--- BEGIN Input rows ---
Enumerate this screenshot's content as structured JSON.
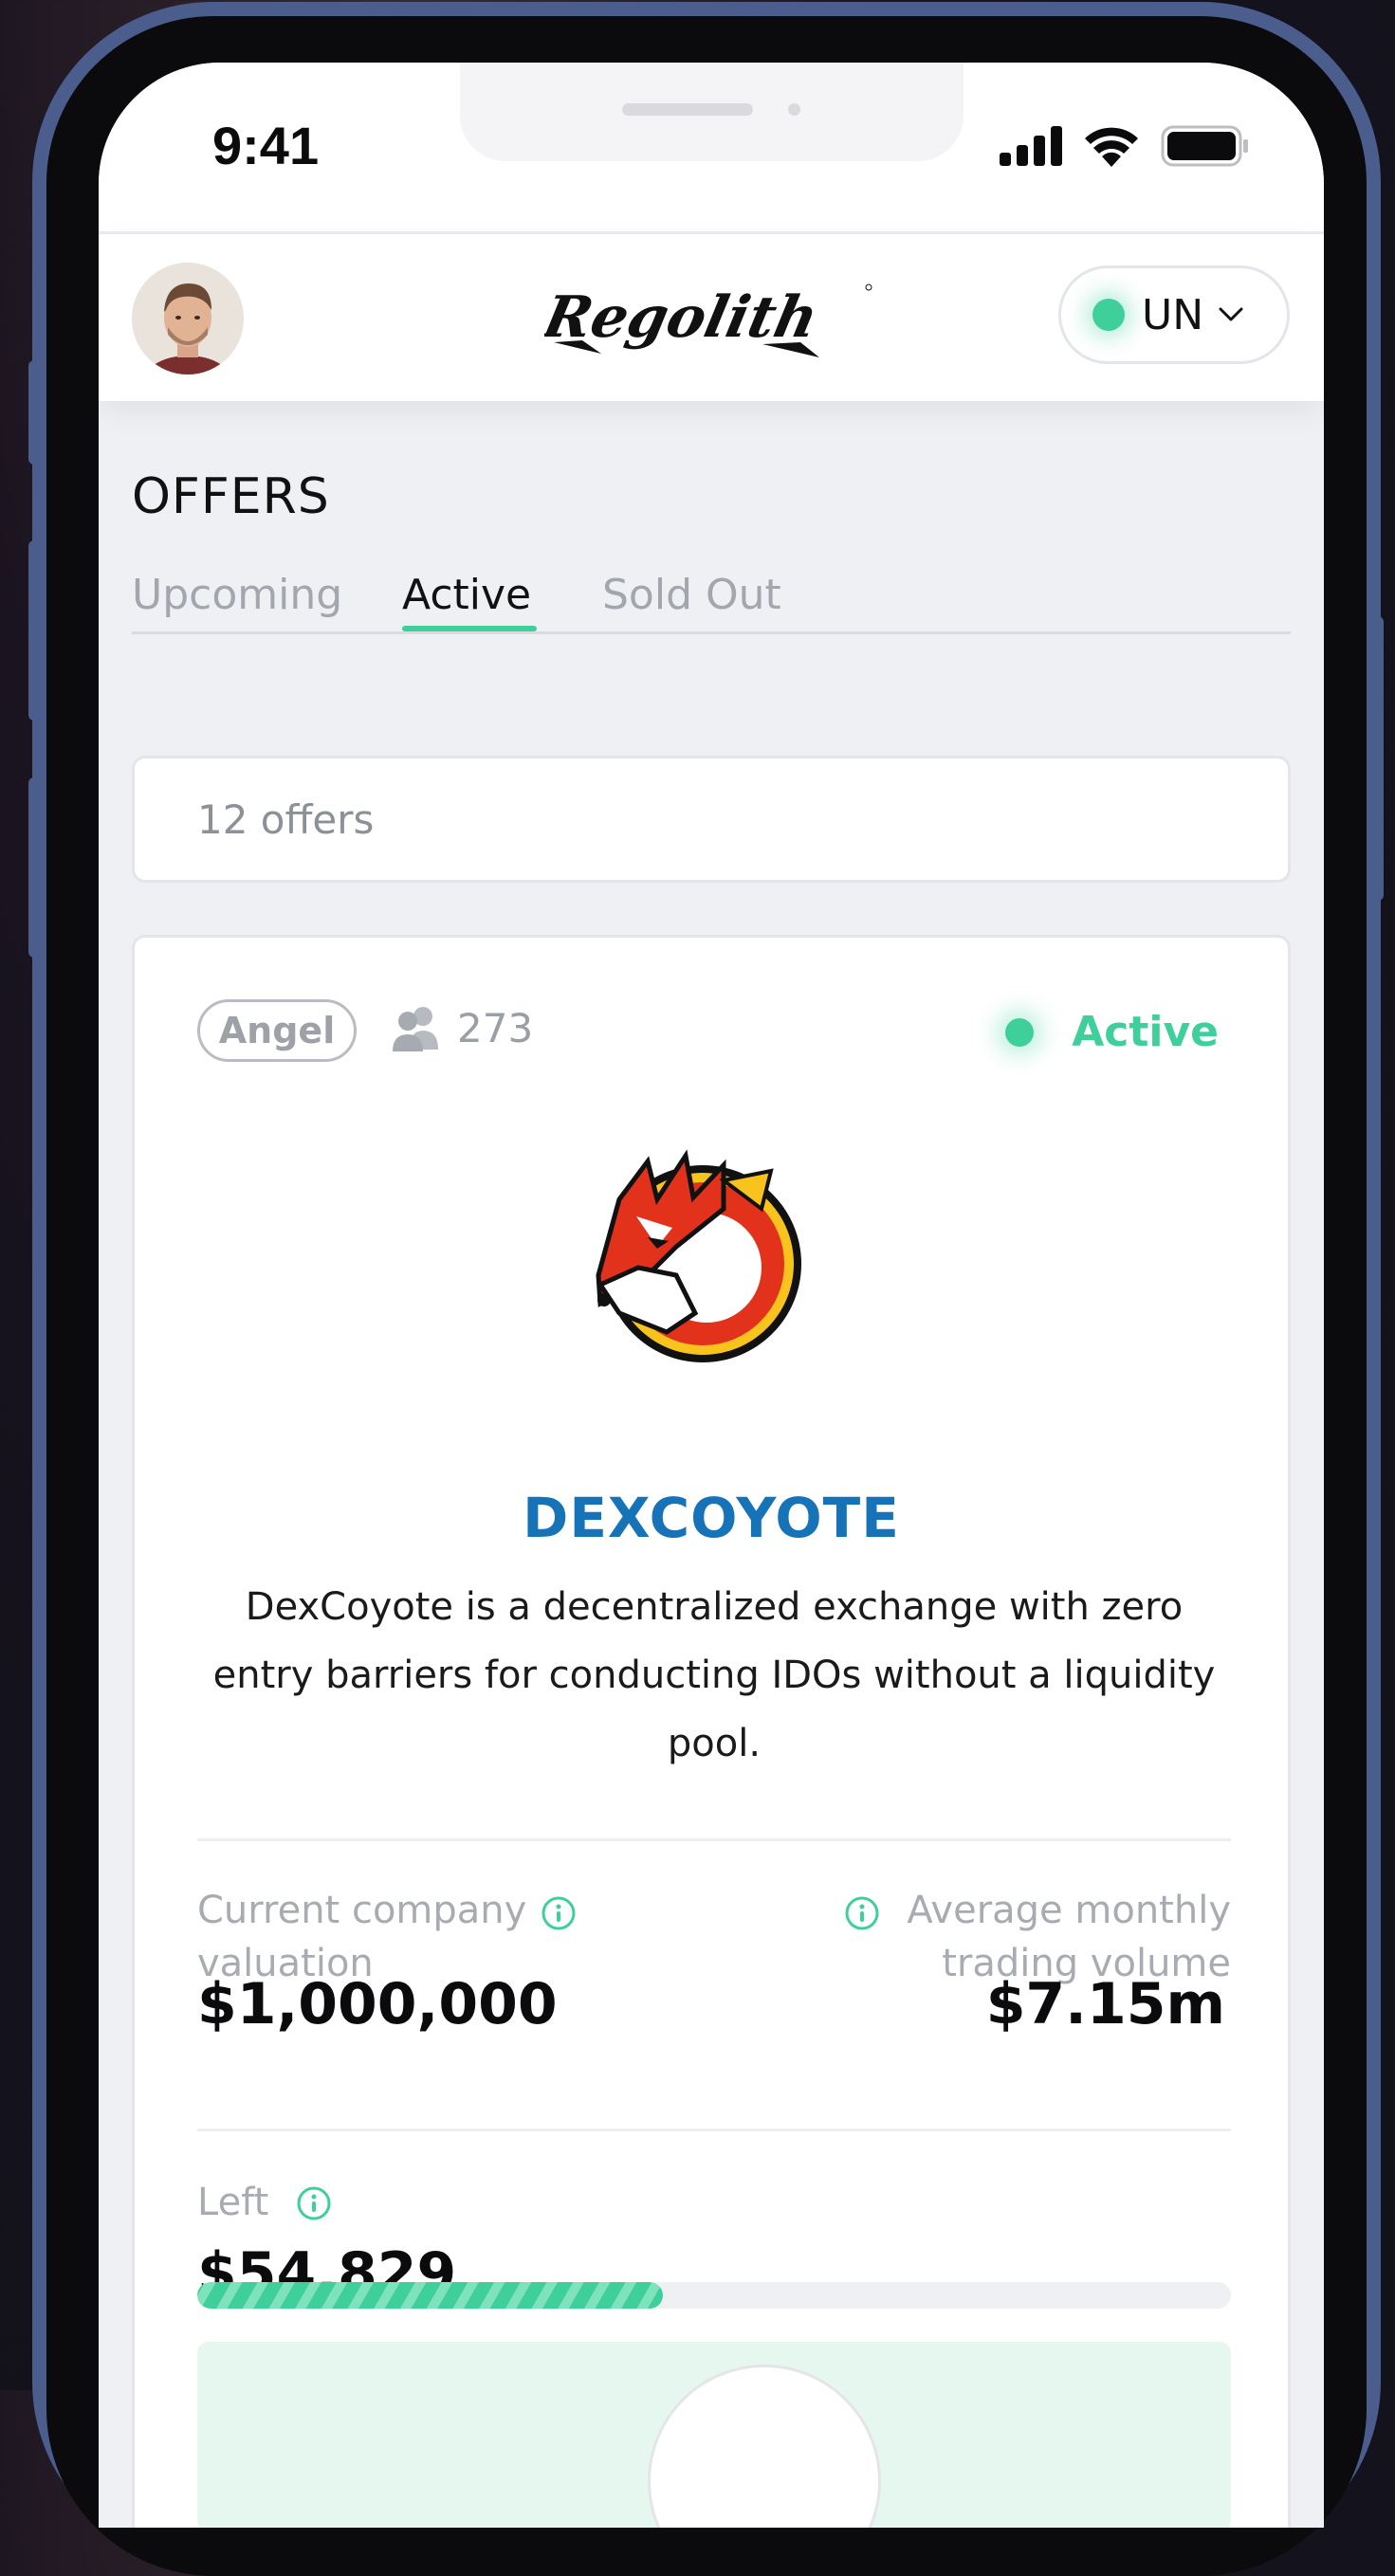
{
  "status_bar": {
    "time": "9:41"
  },
  "header": {
    "brand": "Regolith",
    "language": {
      "code": "UN",
      "status_color": "#3fcf9b"
    }
  },
  "page": {
    "title": "OFFERS",
    "tabs": [
      {
        "label": "Upcoming",
        "active": false
      },
      {
        "label": "Active",
        "active": true
      },
      {
        "label": "Sold Out",
        "active": false
      }
    ],
    "offers_count": "12 offers"
  },
  "offer": {
    "category": "Angel",
    "investors": "273",
    "status": "Active",
    "company_name": "DEXCOYOTE",
    "description": "DexCoyote is a decentralized exchange with zero entry barriers for conducting IDOs without a liquidity pool.",
    "valuation_label": "Current company valuation",
    "valuation_value": "$1,000,000",
    "volume_label": "Average monthly trading volume",
    "volume_value": "$7.15m",
    "left_label": "Left",
    "left_value": "$54,829",
    "progress_fraction": 0.45
  },
  "colors": {
    "accent": "#3fcf9b",
    "brand_blue": "#1673b8",
    "frame": "#4a5d8c"
  }
}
--- END Input rows ---
Reproduce each entry precisely. Leave the pictures out.

Enumerate this screenshot's content as structured JSON.
{
  "status_bar": {
    "time": "9:41"
  },
  "header": {
    "brand": "Regolith",
    "language": {
      "code": "UN",
      "status_color": "#3fcf9b"
    }
  },
  "page": {
    "title": "OFFERS",
    "tabs": [
      {
        "label": "Upcoming",
        "active": false
      },
      {
        "label": "Active",
        "active": true
      },
      {
        "label": "Sold Out",
        "active": false
      }
    ],
    "offers_count": "12 offers"
  },
  "offer": {
    "category": "Angel",
    "investors": "273",
    "status": "Active",
    "company_name": "DEXCOYOTE",
    "description": "DexCoyote is a decentralized exchange with zero entry barriers for conducting IDOs without a liquidity pool.",
    "valuation_label": "Current company valuation",
    "valuation_value": "$1,000,000",
    "volume_label": "Average monthly trading volume",
    "volume_value": "$7.15m",
    "left_label": "Left",
    "left_value": "$54,829",
    "progress_fraction": 0.45
  },
  "colors": {
    "accent": "#3fcf9b",
    "brand_blue": "#1673b8",
    "frame": "#4a5d8c"
  }
}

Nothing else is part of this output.